**SELECTED PASSAGE**
━━━━━━━━━━━━━━━━
Why can’t the same pragmatism calm down our nerves vis-a-vis Iran, which also is preoccupied with its own problems lately? Again, why can’t we resume the purchase of palm oil from Malaysia, now that Mahathir Mohamad has lost power — although he’s been replaced by an ethno-nationalist coalition that is riding the wings of Malay–Muslim centrality, which makes the Chinese and Indian communities somewhat insecure? 

Much depends on the feedback MEA gets from the Missions in these countries. Ankara, Tehran and Kuala Lumpur are major regional capitals who pursue multi-vector foreign policies. Each has its compulsions with regard to the so-called Ummah. Over and above, the political personalities at the helm of affairs — Erdogan and Mahathir in particular  — also played their part. 

The rendering of their moves on the diplomatic chessboard, therefore, should be undertaken by our Missions with sensitivity and understanding. Put differently, what prompted these countries to articulate unfriendly opinions regarding J&K? 

Evidently, an Islamist party is in power in Turkey, which is regarded as a co-mentor (alongside Qatar) of the Muslim Brotherhood. Erdogan’s  affinity with the Ottoman conception of ittihad-i Islam and his pan-Islamic foreign policy is well-known. His embrace of the Arab Spring as the harbinger of popular Islamist transformation in the Middle East was a reflection of it.

Erdogan’s Turkish (Anatolian) Islamism cherishes ittihad-i Islam as an ideal to be realised and prompts him to establish contacts with religious figures and leaders elsewhere in the Muslim world. The Turkish Islamist thought believes that Muslims are one nation, but superficially divided into national-ethnic-sectarian identities and, furthermore, Muslims should aspire to go beyond whatever divides them and work to develop into one Muslim state. 

Suffice to say, one force behind Erdogan’s foreign policy has been connected to the ideological factor. Therefore, the optics of Erdogan’s articulations on the J&K situation can be put in proper perspective. Simply put, it is not to be regarded as ‘anti-Indian’. 

Both Erdogan and Mahathir had a convergence with regard to the Saudi leadership of the ummah. The Islamic Summit in Kuala Lumpur last December was an audacious initiative by the two leaders to challenge the Saudi leadership. Imran Khan astutely created synergy out of it by inserting Kashmir issue as a litmus test of Saudi resolve to champion Muslim issues worldwide. 

In the event, the Saudis reined in Imran Khan, while Erdogan and Mahathir ended up awkwardly holding the Kashmir baby, which was certainly not their baby. What was needed on our part was a candid conversation with Erdogan and Mahathir but on the contrary, we chose a sledge hammer approach that vitiated our relations with the two friendly countries.
━━━━━━━━━━━━━━━━
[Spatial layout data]
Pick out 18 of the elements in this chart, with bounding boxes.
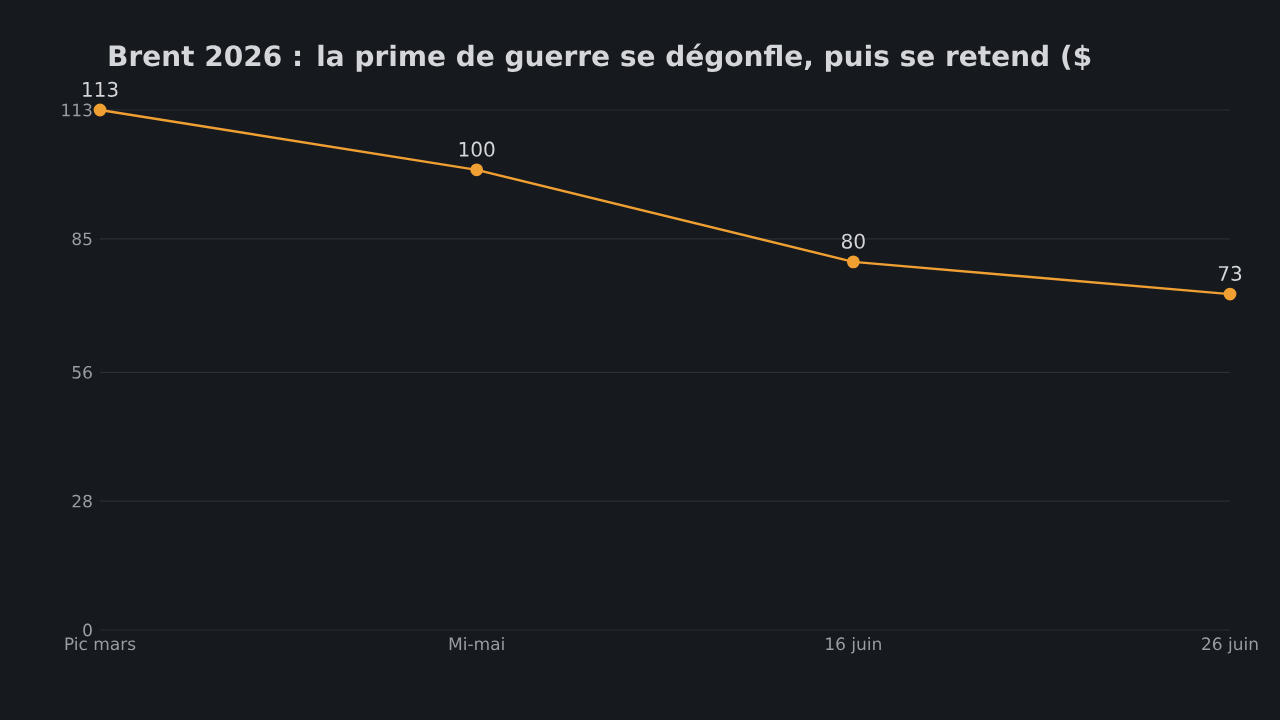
x-tick-label: 26 juin xyxy=(1202,637,1258,654)
y-tick-label: 85 xyxy=(72,232,92,246)
data-label: 100 xyxy=(459,141,495,157)
y-tick-label: 56 xyxy=(72,365,92,379)
point xyxy=(846,255,860,269)
y-tick-label: 28 xyxy=(72,494,92,508)
point xyxy=(93,103,107,117)
x-tick-label: Mi-mai xyxy=(449,637,504,651)
x-tick-label: 16 juin xyxy=(826,637,881,654)
point xyxy=(470,163,484,177)
point xyxy=(1223,287,1237,301)
data-label: 113 xyxy=(83,81,118,97)
chart-title: Brent 2026 : la prime de guerre se dégonfle, puis se retend ($ xyxy=(109,43,1091,73)
y-tick-label: 113 xyxy=(62,103,92,117)
x-tick-label: Pic mars xyxy=(65,637,136,651)
data-label: 80 xyxy=(841,233,865,249)
y-tick-label: 0 xyxy=(83,623,92,637)
data-label: 73 xyxy=(1218,265,1242,282)
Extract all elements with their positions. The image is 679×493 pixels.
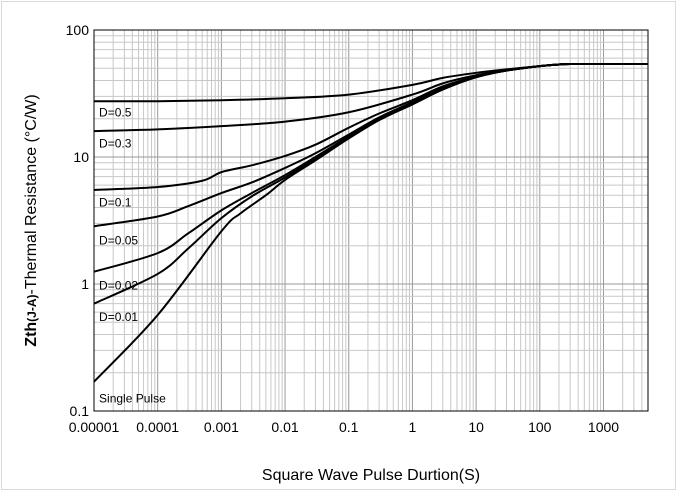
y-axis-title: Zth(J-A)-Thermal Resistance (°C/W) [23,94,40,346]
x-tick-label: 10 [468,419,484,435]
y-axis-title-bold: Zth [23,322,40,347]
x-axis-title: Square Wave Pulse Durtion(S) [262,467,480,484]
y-tick-label: 0.1 [70,403,90,419]
x-tick-label: 0.1 [339,419,359,435]
x-tick-label: 1000 [588,419,619,435]
tick-labels: 0.00001 0.0001 0.001 0.01 0.1 1 10 100 1000 0.1 1 1… [66,22,620,435]
curves [93,62,648,383]
series-label-d-0-1: D=0.1 [99,195,132,209]
series-label-d-0-02: D=0.02 [99,279,138,293]
series-label-d-0-5: D=0.5 [99,105,132,119]
x-tick-label: 0.0001 [136,419,179,435]
y-axis-title-rest: -Thermal Resistance (°C/W) [23,94,40,294]
plot-area-border [93,29,649,412]
series-label-d-0-3: D=0.3 [99,136,132,150]
y-axis-title-subscript: (J-A) [25,294,39,321]
x-tick-label: 1 [409,419,417,435]
series-line-single-pulse [93,62,648,383]
y-tick-label: 1 [81,276,89,292]
y-tick-label: 10 [73,149,89,165]
series-label-d-0-05: D=0.05 [99,234,138,248]
x-tick-label: 100 [528,419,552,435]
grid-lines [93,30,649,412]
x-tick-label: 0.001 [204,419,239,435]
x-tick-label: 0.01 [271,419,298,435]
x-tick-label: 0.00001 [69,419,120,435]
series-label-d-0-01: D=0.01 [99,310,138,324]
series-label-single-pulse: Single Pulse [99,392,166,406]
y-tick-label: 100 [66,22,90,38]
curve-labels: D=0.5 D=0.3 D=0.1 D=0.05 D=0.02 D=0.01 Single … [99,105,166,405]
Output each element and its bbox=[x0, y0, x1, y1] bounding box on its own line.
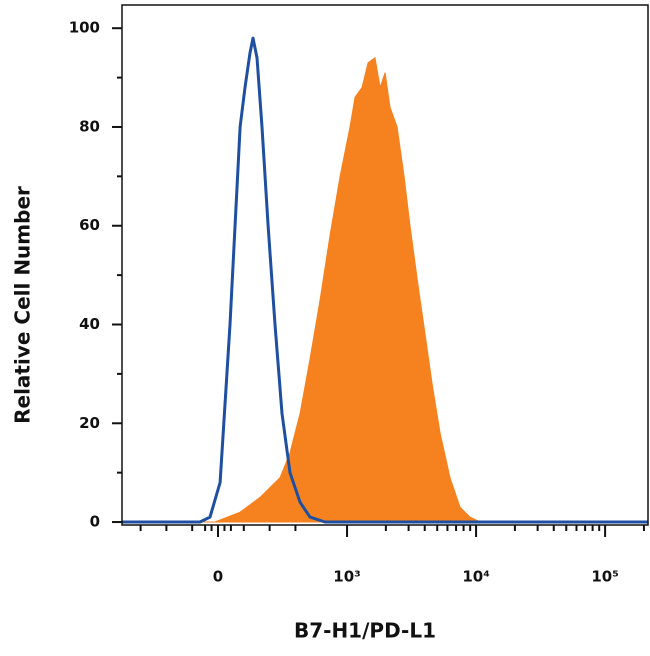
y-tick-label: 20 bbox=[79, 414, 100, 432]
y-axis-label: Relative Cell Number bbox=[11, 186, 35, 424]
y-tick-label: 40 bbox=[79, 315, 100, 333]
x-tick-label: 10⁴ bbox=[462, 568, 489, 586]
y-tick-label: 100 bbox=[69, 19, 100, 37]
x-tick-label: 0 bbox=[213, 568, 223, 586]
y-tick-label: 60 bbox=[79, 216, 100, 234]
histogram-line bbox=[122, 36, 648, 524]
x-axis-label: B7-H1/PD-L1 bbox=[294, 619, 436, 643]
x-tick-label: 10⁵ bbox=[591, 568, 618, 586]
y-tick-label: 0 bbox=[90, 513, 100, 531]
x-tick-label: 10³ bbox=[333, 568, 360, 586]
histogram-area bbox=[121, 56, 649, 523]
y-tick-label: 80 bbox=[79, 117, 100, 135]
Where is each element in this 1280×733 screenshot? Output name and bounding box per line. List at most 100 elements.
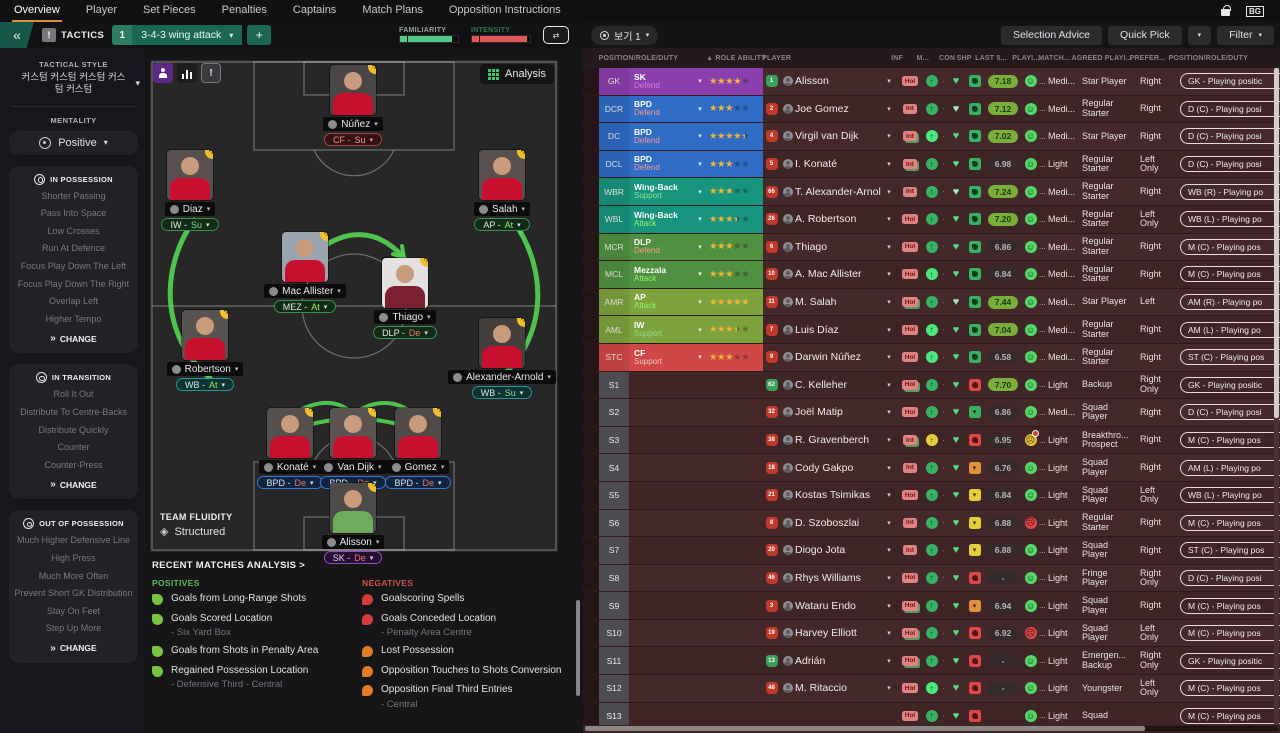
━━━━━━━━━━━━━━━━
**WORK INSTRUCTIONS**
(a) Answer these questions using the foreign policy commentary.
(i) Which country does the foreign policy commentary name alongside Turkey as a co-mentor of the Muslim Brotherhood?
(ii) In which city was the Islamic Summit held last December?
(iii) Which three capitals are described as pursuing multi-vector foreign policies?
(b) Resume the foreign policy commentary from its final sentence, carrying on its argument in the same voice.

**RESULTS IN ORDER**
(a)
(i) Qatar
(ii) Kuala Lumpur
(iii) Ankara, Tehran and Kuala Lumpur

(b)
When it comes to Iran, it is nothing less than tragic that we are no longer  on talking terms with that country, which had once argued on India’s behalf at the UNHRC in Geneva in 1994 to derail an OIC move (masterminded by Pakistan) on Kashmir, which had reasonable chance of garnering majority support.  

And all this is due to Foreign Minister Zarif making a mild reference to Kashmir on his tweeter page! Tehran has said much harsher things in 1992-93 over the destruction of Babri Mosque and the communal riots that ensued. But in asides their diplomats also told us that Iran’s constitution obliged them to speak up on Muslim issues and there should be no hard feelings. 

In fact, when PM Narasimha Rao took the personal initiative (despite MEA’s reservations) to pay a visit to Tehran in 1993 — just months after the Mumbai riots in which Iranian properties were vandalised — the Iranian leadership at the highest level accorded to him a red carpet welcome. 

Rao was the first leader of a non-Muslim country to be received by Supreme Leader Ali Khamenei and to address the Majlis, apart from being accorded a reception at Imam Khomeini’s mausoleum in Qom, the throbbing heart of the Iranian religious establishment. 

None of these three countries — Turkey, Iran or Malaysia — ever made a hostile move against India to support the Pakistan-based terrorist elements. 

Thus, the decision to resume business as usual with Turkey is a sober, mature rethink. Hopefully, Delhi will put behind the rancour in the relations with Kuala Lumpur and Tehran as well. These are influential regional powers in India’s extended neighbourhood. 

The Iranian Foreign Ministry statement on March 22 regarding the Afghan situation is an explicit signal of its readiness to work with like-minded regional countries (such as India, Russia) to reorientate the peace process through a regional effort to make it truly ‘Afghan-led’ and ‘Afghan-controlled.’ It only testifies to India’s strategic convergence with Iran.